[Task statement] Reproduce the records between the lines holding "annotate this image: element" and "slope-text: 表示可行域内的点到定点（4,0）之间的线段的斜率， <box>176", inclusive, swapping every "x-tick-label" for "x-axis-tick" and changing nothing else. Leave out the pictures.

[Data for this exercise]
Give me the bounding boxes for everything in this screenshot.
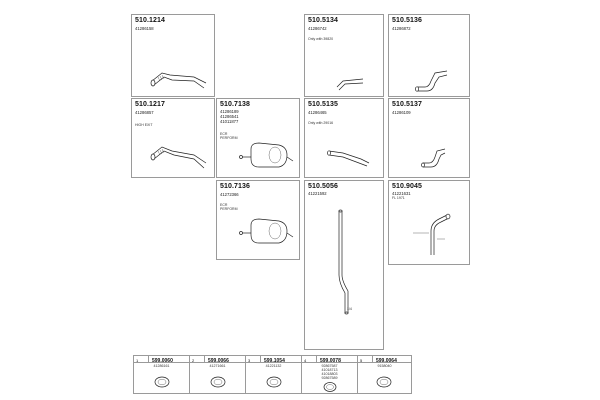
* * *
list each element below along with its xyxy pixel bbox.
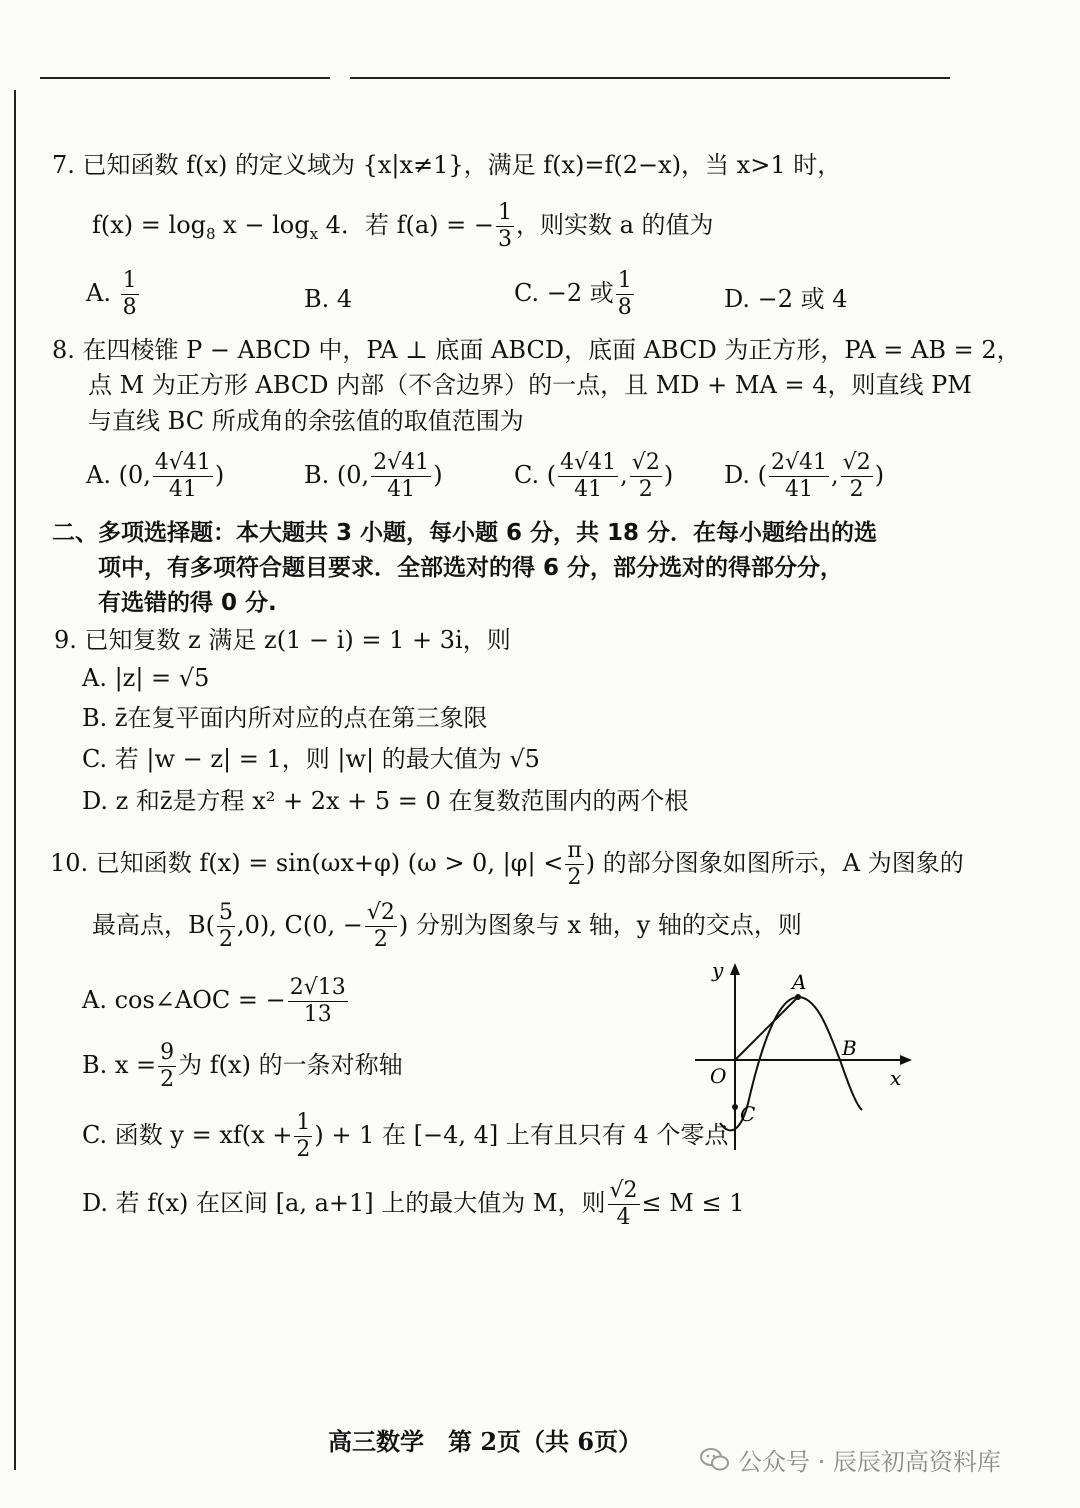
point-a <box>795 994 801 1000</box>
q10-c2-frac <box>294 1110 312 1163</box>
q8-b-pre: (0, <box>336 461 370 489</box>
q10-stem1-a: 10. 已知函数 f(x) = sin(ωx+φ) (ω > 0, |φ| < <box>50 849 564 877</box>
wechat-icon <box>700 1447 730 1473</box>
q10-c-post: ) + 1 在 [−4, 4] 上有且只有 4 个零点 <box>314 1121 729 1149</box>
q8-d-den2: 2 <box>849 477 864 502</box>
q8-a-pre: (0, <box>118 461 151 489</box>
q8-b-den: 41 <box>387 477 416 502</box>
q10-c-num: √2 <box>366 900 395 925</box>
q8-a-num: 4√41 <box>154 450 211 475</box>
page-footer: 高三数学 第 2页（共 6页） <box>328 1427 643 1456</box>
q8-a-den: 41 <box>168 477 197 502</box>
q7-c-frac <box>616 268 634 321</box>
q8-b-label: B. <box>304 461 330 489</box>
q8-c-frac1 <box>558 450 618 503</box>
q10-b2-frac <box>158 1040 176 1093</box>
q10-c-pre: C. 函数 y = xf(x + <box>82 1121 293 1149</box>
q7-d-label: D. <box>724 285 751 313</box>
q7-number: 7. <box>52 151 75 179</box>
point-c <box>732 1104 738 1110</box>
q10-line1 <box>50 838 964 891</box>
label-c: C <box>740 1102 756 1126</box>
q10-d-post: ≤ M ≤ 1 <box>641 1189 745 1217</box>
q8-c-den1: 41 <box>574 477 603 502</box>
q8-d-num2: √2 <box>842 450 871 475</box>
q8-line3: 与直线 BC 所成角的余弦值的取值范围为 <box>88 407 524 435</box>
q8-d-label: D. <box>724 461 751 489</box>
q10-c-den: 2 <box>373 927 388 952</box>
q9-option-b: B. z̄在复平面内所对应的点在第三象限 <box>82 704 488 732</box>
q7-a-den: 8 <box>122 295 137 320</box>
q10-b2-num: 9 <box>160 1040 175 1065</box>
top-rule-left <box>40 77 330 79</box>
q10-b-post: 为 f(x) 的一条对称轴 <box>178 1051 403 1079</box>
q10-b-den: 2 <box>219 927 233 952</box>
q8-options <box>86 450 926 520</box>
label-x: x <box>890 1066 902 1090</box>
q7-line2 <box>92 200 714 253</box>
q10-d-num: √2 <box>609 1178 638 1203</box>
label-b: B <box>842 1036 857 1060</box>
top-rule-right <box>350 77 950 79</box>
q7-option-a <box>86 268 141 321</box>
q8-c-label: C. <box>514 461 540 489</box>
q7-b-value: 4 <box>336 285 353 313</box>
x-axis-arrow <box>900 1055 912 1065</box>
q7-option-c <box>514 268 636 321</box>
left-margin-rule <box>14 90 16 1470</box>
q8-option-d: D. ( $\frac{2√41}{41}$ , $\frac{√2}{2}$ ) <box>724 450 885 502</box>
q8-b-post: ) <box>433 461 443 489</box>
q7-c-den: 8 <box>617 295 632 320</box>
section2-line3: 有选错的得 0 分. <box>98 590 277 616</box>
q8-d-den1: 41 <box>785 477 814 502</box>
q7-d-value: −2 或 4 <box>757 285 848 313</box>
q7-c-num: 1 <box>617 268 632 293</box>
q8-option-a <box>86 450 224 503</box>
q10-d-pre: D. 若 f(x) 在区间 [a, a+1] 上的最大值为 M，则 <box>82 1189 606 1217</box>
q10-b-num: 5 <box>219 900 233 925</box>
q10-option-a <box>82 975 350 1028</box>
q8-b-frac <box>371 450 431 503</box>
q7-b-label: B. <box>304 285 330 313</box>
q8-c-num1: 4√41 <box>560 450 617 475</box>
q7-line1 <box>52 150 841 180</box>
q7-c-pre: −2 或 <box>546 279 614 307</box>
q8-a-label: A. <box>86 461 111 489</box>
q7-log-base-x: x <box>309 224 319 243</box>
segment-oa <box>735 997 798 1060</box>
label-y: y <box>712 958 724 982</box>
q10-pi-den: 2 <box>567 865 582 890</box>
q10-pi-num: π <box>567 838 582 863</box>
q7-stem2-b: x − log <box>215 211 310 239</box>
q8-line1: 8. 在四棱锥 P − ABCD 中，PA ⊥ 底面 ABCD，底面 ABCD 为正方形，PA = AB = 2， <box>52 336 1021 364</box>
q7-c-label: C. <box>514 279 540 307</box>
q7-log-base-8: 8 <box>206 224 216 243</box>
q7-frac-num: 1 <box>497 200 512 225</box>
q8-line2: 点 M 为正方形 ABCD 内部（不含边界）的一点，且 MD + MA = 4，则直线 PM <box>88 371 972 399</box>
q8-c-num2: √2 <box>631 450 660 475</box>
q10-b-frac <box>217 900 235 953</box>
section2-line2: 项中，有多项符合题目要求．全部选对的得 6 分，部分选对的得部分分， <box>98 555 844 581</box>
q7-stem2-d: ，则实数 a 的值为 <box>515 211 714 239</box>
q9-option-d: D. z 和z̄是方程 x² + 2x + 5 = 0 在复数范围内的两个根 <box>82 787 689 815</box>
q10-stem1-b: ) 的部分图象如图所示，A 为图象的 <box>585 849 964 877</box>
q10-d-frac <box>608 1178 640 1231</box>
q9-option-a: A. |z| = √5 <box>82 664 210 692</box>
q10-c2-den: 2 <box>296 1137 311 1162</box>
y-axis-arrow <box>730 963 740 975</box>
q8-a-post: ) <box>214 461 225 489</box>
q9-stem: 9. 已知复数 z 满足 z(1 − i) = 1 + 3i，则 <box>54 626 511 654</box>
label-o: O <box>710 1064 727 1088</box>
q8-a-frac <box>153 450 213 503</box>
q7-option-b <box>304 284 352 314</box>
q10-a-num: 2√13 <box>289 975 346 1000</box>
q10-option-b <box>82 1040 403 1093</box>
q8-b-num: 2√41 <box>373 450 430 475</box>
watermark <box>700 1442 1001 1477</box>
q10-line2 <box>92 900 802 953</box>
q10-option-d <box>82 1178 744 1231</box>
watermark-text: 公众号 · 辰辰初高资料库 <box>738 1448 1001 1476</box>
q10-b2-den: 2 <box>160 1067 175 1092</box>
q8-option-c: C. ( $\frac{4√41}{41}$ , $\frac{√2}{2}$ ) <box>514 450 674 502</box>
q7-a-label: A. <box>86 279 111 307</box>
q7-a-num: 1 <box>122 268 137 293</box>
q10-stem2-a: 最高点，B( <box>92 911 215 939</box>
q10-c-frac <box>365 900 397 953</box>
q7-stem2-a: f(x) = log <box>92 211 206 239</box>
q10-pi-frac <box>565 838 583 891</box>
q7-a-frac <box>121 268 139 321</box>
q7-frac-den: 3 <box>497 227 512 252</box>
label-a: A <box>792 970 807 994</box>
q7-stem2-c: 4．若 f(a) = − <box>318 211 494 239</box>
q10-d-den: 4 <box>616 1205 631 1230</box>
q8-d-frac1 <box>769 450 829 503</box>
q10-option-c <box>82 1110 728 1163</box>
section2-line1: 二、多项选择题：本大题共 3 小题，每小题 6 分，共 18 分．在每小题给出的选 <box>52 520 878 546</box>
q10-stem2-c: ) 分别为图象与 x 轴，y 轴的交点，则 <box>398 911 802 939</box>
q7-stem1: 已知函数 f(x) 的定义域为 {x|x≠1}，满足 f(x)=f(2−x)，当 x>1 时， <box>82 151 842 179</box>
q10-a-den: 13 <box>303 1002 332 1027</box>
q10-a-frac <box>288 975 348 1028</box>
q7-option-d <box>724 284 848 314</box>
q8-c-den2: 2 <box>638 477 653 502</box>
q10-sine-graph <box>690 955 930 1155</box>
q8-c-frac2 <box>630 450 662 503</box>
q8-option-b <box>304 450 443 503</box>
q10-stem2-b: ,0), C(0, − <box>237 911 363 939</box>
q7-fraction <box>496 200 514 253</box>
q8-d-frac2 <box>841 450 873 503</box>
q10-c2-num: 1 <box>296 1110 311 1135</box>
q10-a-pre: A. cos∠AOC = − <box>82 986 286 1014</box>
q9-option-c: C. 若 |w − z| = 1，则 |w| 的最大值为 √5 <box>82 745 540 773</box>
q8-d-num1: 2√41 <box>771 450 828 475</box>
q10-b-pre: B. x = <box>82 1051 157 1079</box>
---
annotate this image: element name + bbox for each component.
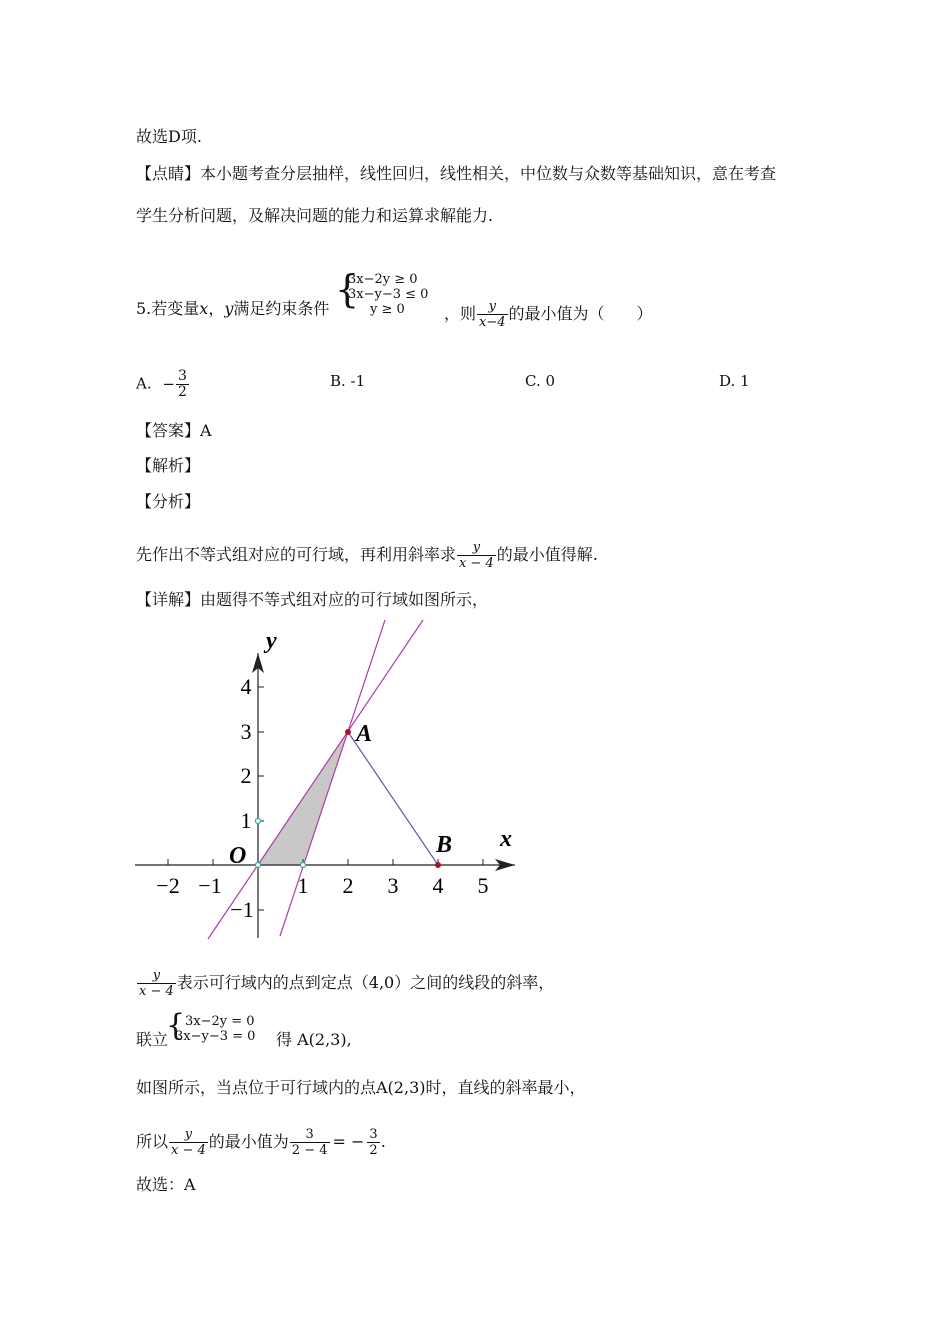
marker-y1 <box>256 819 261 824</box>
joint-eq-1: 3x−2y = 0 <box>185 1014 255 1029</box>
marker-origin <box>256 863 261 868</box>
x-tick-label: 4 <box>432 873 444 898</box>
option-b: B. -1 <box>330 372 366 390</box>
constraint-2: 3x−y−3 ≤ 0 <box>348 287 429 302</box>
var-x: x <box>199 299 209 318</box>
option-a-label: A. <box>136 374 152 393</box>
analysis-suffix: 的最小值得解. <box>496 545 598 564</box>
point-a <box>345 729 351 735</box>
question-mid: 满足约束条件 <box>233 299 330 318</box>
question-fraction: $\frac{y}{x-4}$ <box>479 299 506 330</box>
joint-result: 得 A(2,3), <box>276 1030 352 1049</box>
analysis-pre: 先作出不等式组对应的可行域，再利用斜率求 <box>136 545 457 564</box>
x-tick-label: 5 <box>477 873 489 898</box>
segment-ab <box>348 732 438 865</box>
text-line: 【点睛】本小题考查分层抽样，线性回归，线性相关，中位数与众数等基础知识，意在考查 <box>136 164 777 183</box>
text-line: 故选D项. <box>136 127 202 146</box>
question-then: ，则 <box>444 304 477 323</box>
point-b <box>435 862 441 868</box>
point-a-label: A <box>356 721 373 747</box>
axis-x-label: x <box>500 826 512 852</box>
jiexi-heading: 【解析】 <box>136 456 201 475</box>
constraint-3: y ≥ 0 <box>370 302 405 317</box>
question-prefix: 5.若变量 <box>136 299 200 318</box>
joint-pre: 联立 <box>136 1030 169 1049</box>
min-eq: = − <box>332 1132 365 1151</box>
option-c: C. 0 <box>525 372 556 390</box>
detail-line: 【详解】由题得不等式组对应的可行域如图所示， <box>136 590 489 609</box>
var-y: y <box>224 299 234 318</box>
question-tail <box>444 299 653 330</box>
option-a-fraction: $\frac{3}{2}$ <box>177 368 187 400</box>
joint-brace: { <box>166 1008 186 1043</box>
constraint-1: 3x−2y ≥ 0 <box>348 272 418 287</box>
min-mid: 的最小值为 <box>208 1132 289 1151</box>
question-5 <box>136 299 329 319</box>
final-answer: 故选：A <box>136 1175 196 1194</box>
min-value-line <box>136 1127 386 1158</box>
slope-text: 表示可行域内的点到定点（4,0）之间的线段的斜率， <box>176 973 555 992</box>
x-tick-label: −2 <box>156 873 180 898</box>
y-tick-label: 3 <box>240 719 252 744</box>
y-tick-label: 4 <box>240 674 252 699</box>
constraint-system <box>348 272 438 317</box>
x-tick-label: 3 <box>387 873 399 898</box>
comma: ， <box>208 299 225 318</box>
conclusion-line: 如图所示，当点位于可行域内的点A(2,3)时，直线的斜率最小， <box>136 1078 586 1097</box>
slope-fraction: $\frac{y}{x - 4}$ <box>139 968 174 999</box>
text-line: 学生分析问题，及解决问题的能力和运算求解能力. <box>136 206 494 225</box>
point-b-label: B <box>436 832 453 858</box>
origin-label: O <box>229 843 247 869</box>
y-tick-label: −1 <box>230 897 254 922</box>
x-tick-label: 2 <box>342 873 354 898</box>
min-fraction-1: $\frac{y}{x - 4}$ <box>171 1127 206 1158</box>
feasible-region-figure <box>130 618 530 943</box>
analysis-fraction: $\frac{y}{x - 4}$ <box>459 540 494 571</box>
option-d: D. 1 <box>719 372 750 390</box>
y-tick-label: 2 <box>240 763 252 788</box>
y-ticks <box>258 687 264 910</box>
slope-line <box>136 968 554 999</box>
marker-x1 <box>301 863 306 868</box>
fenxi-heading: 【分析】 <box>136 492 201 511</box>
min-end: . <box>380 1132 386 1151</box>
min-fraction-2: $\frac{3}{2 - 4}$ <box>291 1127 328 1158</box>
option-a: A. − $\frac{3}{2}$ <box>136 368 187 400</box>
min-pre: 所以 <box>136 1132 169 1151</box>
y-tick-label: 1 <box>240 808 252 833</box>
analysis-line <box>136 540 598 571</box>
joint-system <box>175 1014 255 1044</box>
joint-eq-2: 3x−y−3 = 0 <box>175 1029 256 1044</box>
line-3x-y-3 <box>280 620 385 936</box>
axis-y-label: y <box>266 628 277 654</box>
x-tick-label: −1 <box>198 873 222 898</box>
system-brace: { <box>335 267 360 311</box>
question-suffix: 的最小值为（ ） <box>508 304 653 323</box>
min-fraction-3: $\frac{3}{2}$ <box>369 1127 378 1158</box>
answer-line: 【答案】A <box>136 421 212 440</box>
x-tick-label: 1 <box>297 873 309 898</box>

[Final result]
annotate this image: element name + bbox for each component.
marker-y1 <box>256 819 261 824</box>
joint-eq-1: 3x−2y = 0 <box>185 1014 255 1029</box>
marker-origin <box>256 863 261 868</box>
x-axis-tick: 4 <box>432 873 444 898</box>
option-b: B. -1 <box>330 372 366 390</box>
constraint-2: 3x−y−3 ≤ 0 <box>348 287 429 302</box>
var-x: x <box>199 299 209 318</box>
option-a-label: A. <box>136 374 152 393</box>
analysis-suffix: 的最小值得解. <box>496 545 598 564</box>
point-a <box>345 729 351 735</box>
question-mid: 满足约束条件 <box>233 299 330 318</box>
question-fraction: $\frac{y}{x-4}$ <box>479 299 506 330</box>
joint-result: 得 A(2,3), <box>276 1030 352 1049</box>
analysis-pre: 先作出不等式组对应的可行域，再利用斜率求 <box>136 545 457 564</box>
x-axis-tick: 5 <box>477 873 489 898</box>
segment-ab <box>348 732 438 865</box>
text-line: 【点睛】本小题考查分层抽样，线性回归，线性相关，中位数与众数等基础知识，意在考查 <box>136 164 777 183</box>
text-line: 故选D项. <box>136 127 202 146</box>
question-then: ，则 <box>444 304 477 323</box>
point-b <box>435 862 441 868</box>
point-a-label: A <box>356 721 373 747</box>
axis-x-label: x <box>500 826 512 852</box>
jiexi-heading: 【解析】 <box>136 456 201 475</box>
constraint-3: y ≥ 0 <box>370 302 405 317</box>
question-prefix: 5.若变量 <box>136 299 200 318</box>
joint-pre: 联立 <box>136 1030 169 1049</box>
min-eq: = − <box>332 1132 365 1151</box>
option-c: C. 0 <box>525 372 556 390</box>
detail-line: 【详解】由题得不等式组对应的可行域如图所示， <box>136 590 489 609</box>
var-y: y <box>224 299 234 318</box>
question-tail <box>444 299 653 330</box>
option-a-fraction: $\frac{3}{2}$ <box>177 368 187 400</box>
joint-brace: { <box>166 1008 186 1043</box>
constraint-1: 3x−2y ≥ 0 <box>348 272 418 287</box>
min-mid: 的最小值为 <box>208 1132 289 1151</box>
question-5 <box>136 299 329 319</box>
final-answer: 故选：A <box>136 1175 196 1194</box>
min-value-line <box>136 1127 386 1158</box>
slope-text: 表示可行域内的点到定点（4,0）之间的线段的斜率， <box>176 973 555 992</box>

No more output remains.